» **EXERCISE DESCRIPTION**: Look through the data below. Collect every line where the word "Unsecured" occurs.

╭──

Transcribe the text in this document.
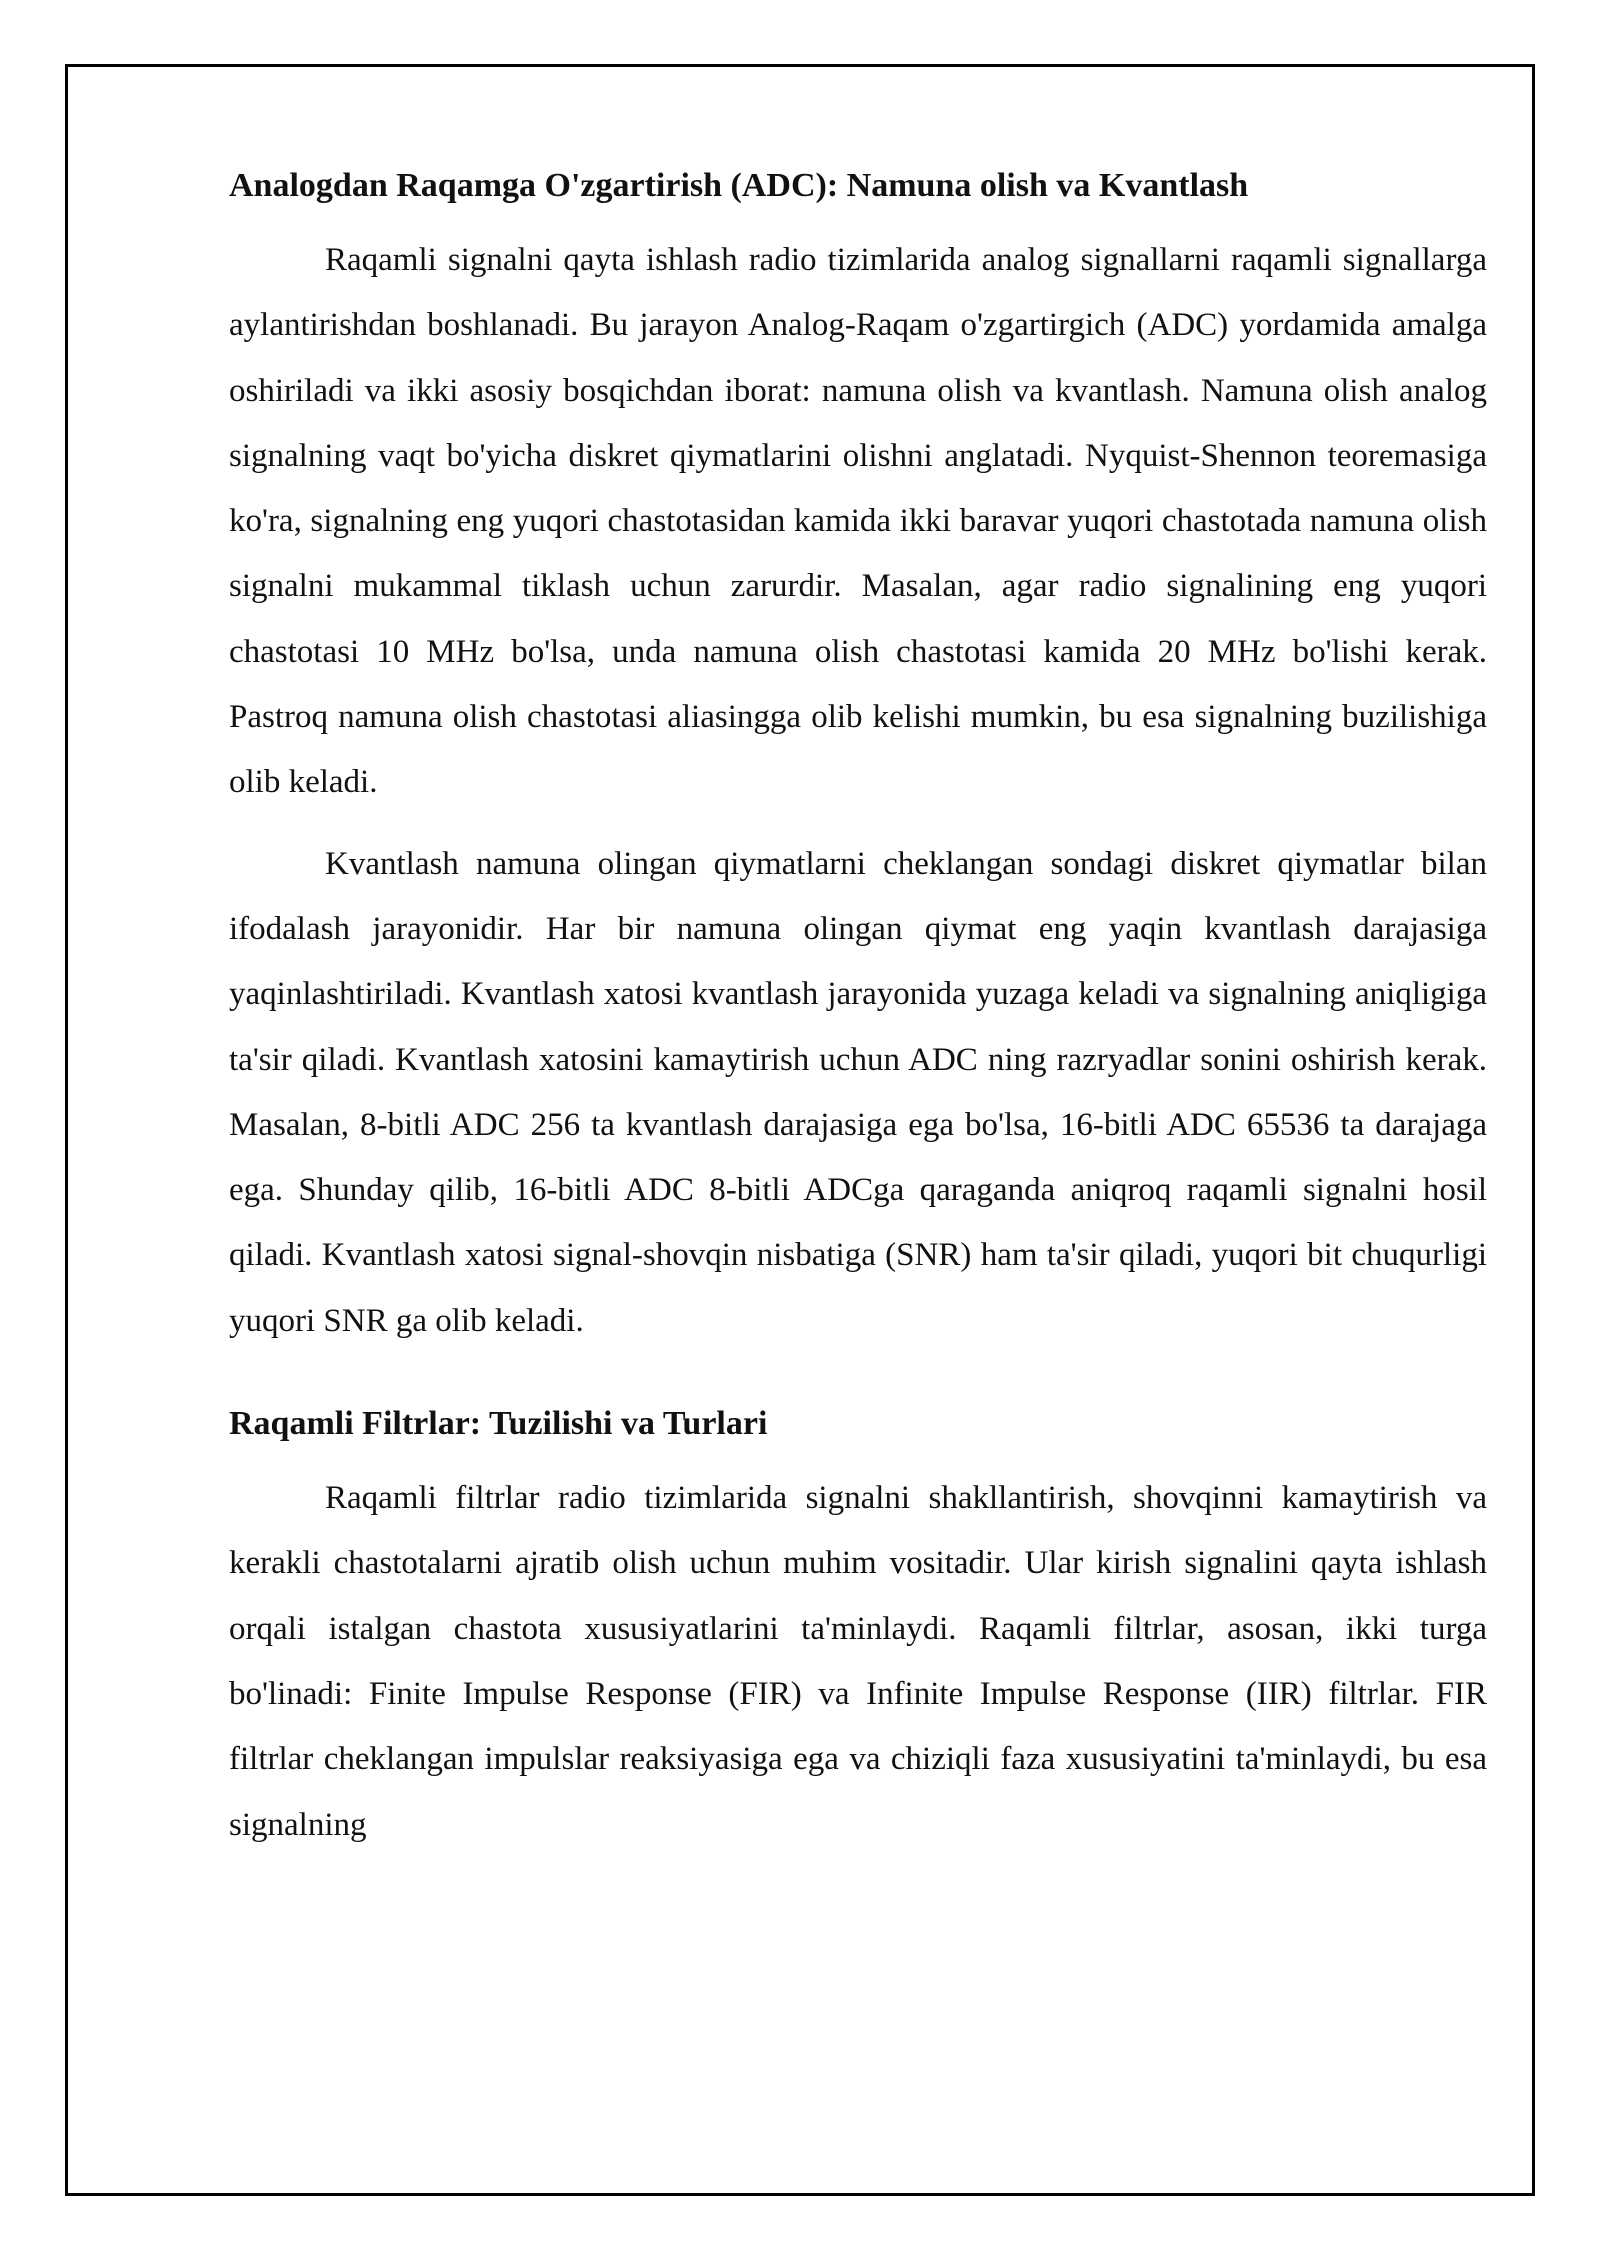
Analogdan Raqamga O'zgartirish (ADC): Namuna olish va Kvantlash

Raqamli signalni qayta ishlash radio tizimlarida analog signallarni raqamli signallarga aylantirishdan boshlanadi. Bu jarayon Analog-Raqam o'zgartirgich (ADC) yordamida amalga oshiriladi va ikki asosiy bosqichdan iborat: namuna olish va kvantlash. Namuna olish analog signalning vaqt bo'yicha diskret qiymatlarini olishni anglatadi. Nyquist-Shennon teoremasiga ko'ra, signalning eng yuqori chastotasidan kamida ikki baravar yuqori chastotada namuna olish signalni mukammal tiklash uchun zarurdir. Masalan, agar radio signalining eng yuqori chastotasi 10 MHz bo'lsa, unda namuna olish chastotasi kamida 20 MHz bo'lishi kerak. Pastroq namuna olish chastotasi aliasingga olib kelishi mumkin, bu esa signalning buzilishiga olib keladi.

Kvantlash namuna olingan qiymatlarni cheklangan sondagi diskret qiymatlar bilan ifodalash jarayonidir. Har bir namuna olingan qiymat eng yaqin kvantlash darajasiga yaqinlashtiriladi. Kvantlash xatosi kvantlash jarayonida yuzaga keladi va signalning aniqligiga ta'sir qiladi. Kvantlash xatosini kamaytirish uchun ADC ning razryadlar sonini oshirish kerak. Masalan, 8-bitli ADC 256 ta kvantlash darajasiga ega bo'lsa, 16-bitli ADC 65536 ta darajaga ega. Shunday qilib, 16-bitli ADC 8-bitli ADCga qaraganda aniqroq raqamli signalni hosil qiladi. Kvantlash xatosi signal-shovqin nisbatiga (SNR) ham ta'sir qiladi, yuqori bit chuqurligi yuqori SNR ga olib keladi.

Raqamli Filtrlar: Tuzilishi va Turlari

Raqamli filtrlar radio tizimlarida signalni shakllantirish, shovqinni kamaytirish va kerakli chastotalarni ajratib olish uchun muhim vositadir. Ular kirish signalini qayta ishlash orqali istalgan chastota xususiyatlarini ta'minlaydi. Raqamli filtrlar, asosan, ikki turga bo'linadi: Finite Impulse Response (FIR) va Infinite Impulse Response (IIR) filtrlar. FIR filtrlar cheklangan impulslar reaksiyasiga ega va chiziqli faza xususiyatini ta'minlaydi, bu esa signalning
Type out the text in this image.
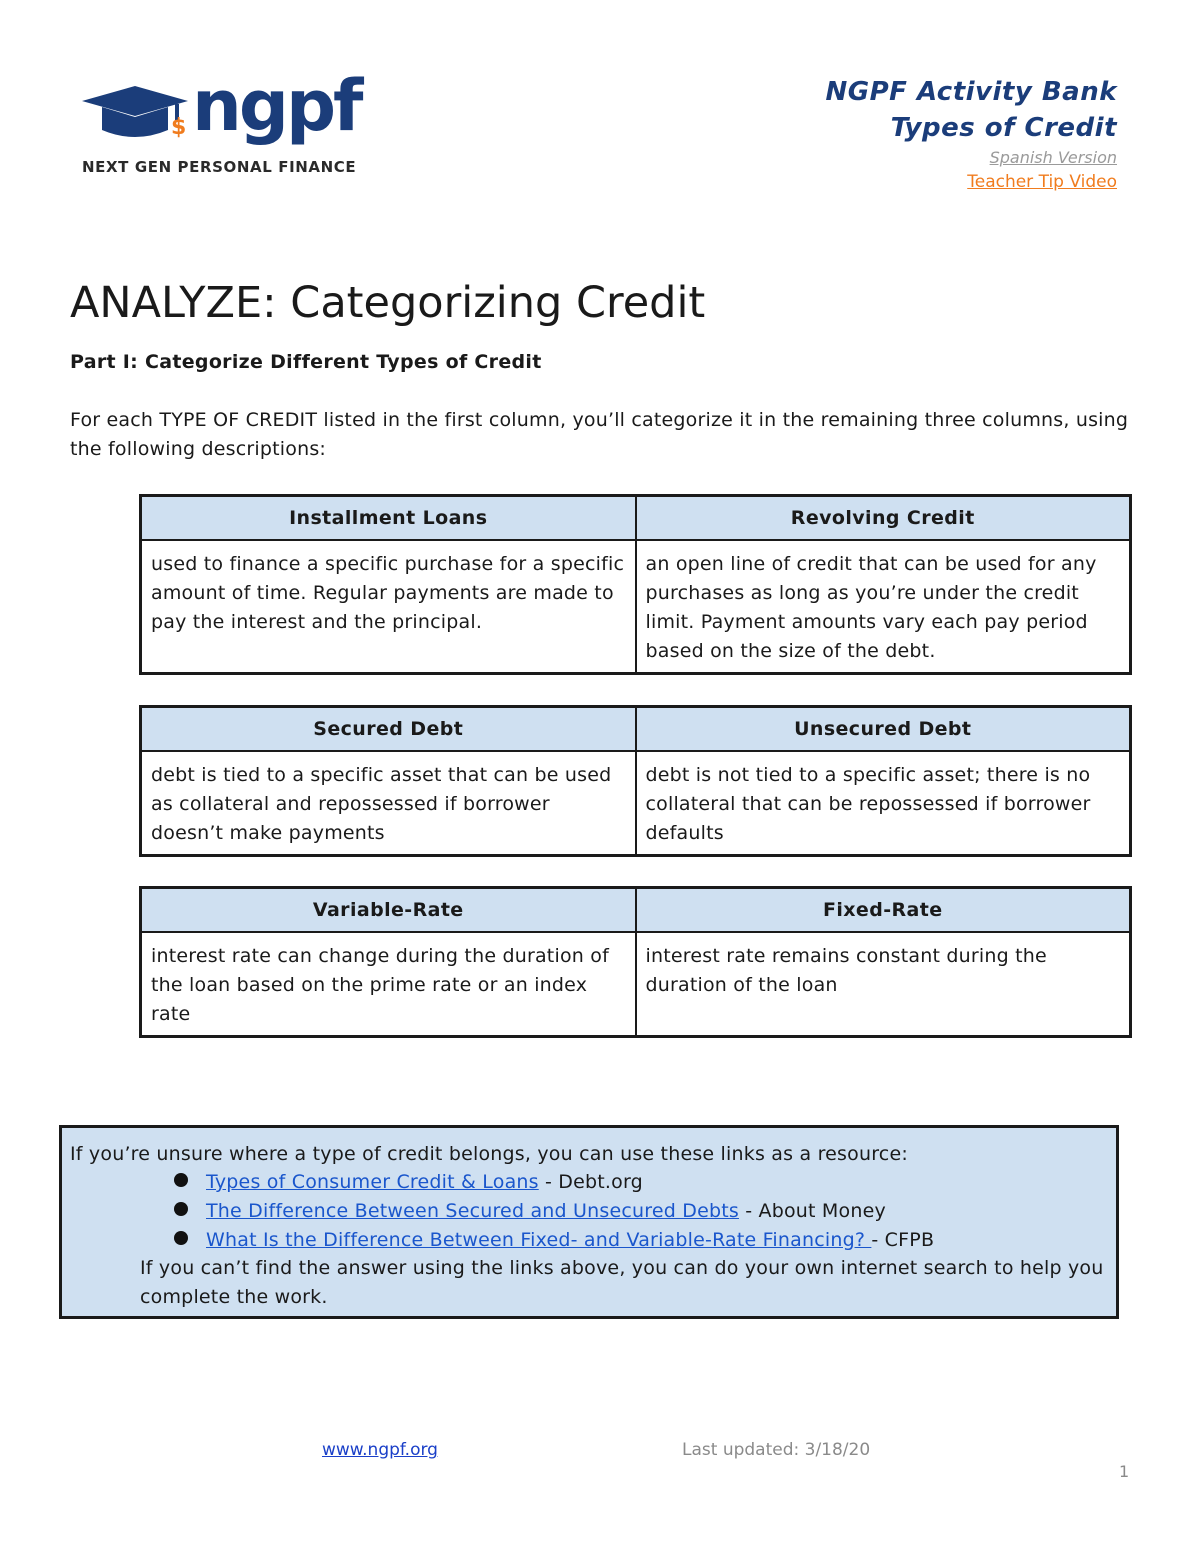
$ ngpf
NEXT GEN PERSONAL FINANCE
NGPF Activity Bank
Types of Credit
Spanish Version
Teacher Tip Video
ANALYZE: Categorizing Credit
Part I: Categorize Different Types of Credit
For each TYPE OF CREDIT listed in the first column, you’ll categorize it in the remaining three columns, using the following descriptions:
Installment Loans	Revolving Credit
used to finance a specific purchase for a specific amount of time. Regular payments are made to pay the interest and the principal.	an open line of credit that can be used for any purchases as long as you’re under the credit limit. Payment amounts vary each pay period based on the size of the debt.
Secured Debt	Unsecured Debt
debt is tied to a specific asset that can be used as collateral and repossessed if borrower doesn’t make payments	debt is not tied to a specific asset; there is no collateral that can be repossessed if borrower defaults
Variable-Rate	Fixed-Rate
interest rate can change during the duration of the loan based on the prime rate or an index rate	interest rate remains constant during the duration of the loan
If you’re unsure where a type of credit belongs, you can use these links as a resource:
Types of Consumer Credit & Loans - Debt.org
The Difference Between Secured and Unsecured Debts - About Money
What Is the Difference Between Fixed- and Variable-Rate Financing? - CFPB
If you can’t find the answer using the links above, you can do your own internet search to help you complete the work.
www.ngpf.org	Last updated: 3/18/20
1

╰──

» **RESULT OF THE EXERCISE**:
Secured Debt	Unsecured Debt
The Difference Between Secured and Unsecured Debts - About Money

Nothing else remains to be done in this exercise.